### [Work to complete]
Will you give every entry again exactly as it stands?

** Start of Records for this exercise **

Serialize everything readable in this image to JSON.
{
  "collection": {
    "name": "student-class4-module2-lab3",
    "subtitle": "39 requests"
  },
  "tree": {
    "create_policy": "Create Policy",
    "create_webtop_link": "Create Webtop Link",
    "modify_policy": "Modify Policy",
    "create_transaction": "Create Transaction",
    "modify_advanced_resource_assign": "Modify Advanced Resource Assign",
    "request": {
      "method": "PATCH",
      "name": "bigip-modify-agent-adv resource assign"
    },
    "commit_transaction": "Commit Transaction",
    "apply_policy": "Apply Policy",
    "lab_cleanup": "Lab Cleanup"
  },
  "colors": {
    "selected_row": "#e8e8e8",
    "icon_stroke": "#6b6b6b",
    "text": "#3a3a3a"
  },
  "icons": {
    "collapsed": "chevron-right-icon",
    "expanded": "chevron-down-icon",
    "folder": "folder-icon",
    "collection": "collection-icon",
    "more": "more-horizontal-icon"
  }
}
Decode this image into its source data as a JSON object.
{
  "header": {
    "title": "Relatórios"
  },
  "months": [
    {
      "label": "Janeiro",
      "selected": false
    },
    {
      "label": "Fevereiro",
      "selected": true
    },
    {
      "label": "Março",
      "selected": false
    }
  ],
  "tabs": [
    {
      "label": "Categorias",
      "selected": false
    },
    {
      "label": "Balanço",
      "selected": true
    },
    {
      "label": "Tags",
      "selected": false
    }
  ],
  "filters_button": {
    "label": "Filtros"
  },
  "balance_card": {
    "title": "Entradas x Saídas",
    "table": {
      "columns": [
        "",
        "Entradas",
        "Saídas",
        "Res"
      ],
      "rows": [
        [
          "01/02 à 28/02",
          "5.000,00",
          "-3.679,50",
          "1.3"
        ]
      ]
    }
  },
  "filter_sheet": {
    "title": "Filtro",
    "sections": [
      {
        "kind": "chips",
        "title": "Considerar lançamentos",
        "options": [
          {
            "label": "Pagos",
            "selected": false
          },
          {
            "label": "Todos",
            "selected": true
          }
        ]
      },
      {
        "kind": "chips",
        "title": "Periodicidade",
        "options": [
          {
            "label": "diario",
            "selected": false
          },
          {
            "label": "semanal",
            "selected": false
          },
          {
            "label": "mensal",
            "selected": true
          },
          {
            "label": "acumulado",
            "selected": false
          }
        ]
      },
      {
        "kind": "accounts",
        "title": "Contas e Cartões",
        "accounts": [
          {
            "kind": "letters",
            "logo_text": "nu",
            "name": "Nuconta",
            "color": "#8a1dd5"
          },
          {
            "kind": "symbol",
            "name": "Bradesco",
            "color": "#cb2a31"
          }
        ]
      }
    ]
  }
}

** End of Records for this exercise **

### [Exercise answer]
Serialize everything readable in this image to JSON.
{
  "collection": {
    "name": "student-class4-module2-lab3",
    "subtitle": "39 requests"
  },
  "tree": {
    "create_policy": "Create Policy",
    "create_webtop_link": "Create Webtop Link",
    "modify_policy": "Modify Policy",
    "create_transaction": "Create Transaction",
    "modify_advanced_resource_assign": "Modify Advanced Resource Assign",
    "request": {
      "method": "PATCH",
      "name": "bigip-modify-agent-adv resource assign"
    },
    "commit_transaction": "Commit Transaction",
    "apply_policy": "Apply Policy",
    "lab_cleanup": "Lab Cleanup"
  },
  "colors": {
    "selected_row": "#e8e8e8",
    "icon_stroke": "#6b6b6b",
    "text": "#3a3a3a"
  },
  "icons": {
    "collapsed": "chevron-right-icon",
    "expanded": "chevron-down-icon",
    "folder": "folder-icon",
    "collection": "collection-icon",
    "more": "more-horizontal-icon"
  }
}
Decode this image into its source data as a JSON object.
{
  "header": {
    "title": "Relatórios"
  },
  "months": [
    {
      "label": "Janeiro",
      "selected": false
    },
    {
      "label": "Fevereiro",
      "selected": true
    },
    {
      "label": "Março",
      "selected": false
    }
  ],
  "tabs": [
    {
      "label": "Categorias",
      "selected": false
    },
    {
      "label": "Balanço",
      "selected": true
    },
    {
      "label": "Tags",
      "selected": false
    }
  ],
  "filters_button": {
    "label": "Filtros"
  },
  "balance_card": {
    "title": "Entradas x Saídas",
    "table": {
      "columns": [
        "",
        "Entradas",
        "Saídas",
        "Res"
      ],
      "rows": [
        [
          "01/02 à 28/02",
          "5.000,00",
          "-3.679,50",
          "1.3"
        ]
      ]
    }
  },
  "filter_sheet": {
    "title": "Filtro",
    "sections": [
      {
        "kind": "chips",
        "title": "Considerar lançamentos",
        "options": [
          {
            "label": "Pagos",
            "selected": false
          },
          {
            "label": "Todos",
            "selected": true
          }
        ]
      },
      {
        "kind": "chips",
        "title": "Periodicidade",
        "options": [
          {
            "label": "diario",
            "selected": false
          },
          {
            "label": "semanal",
            "selected": false
          },
          {
            "label": "mensal",
            "selected": true
          },
          {
            "label": "acumulado",
            "selected": false
          }
        ]
      },
      {
        "kind": "accounts",
        "title": "Contas e Cartões",
        "accounts": [
          {
            "kind": "letters",
            "logo_text": "nu",
            "name": "Nuconta",
            "color": "#8a1dd5"
          },
          {
            "kind": "symbol",
            "name": "Bradesco",
            "color": "#cb2a31"
          }
        ]
      }
    ]
  }
}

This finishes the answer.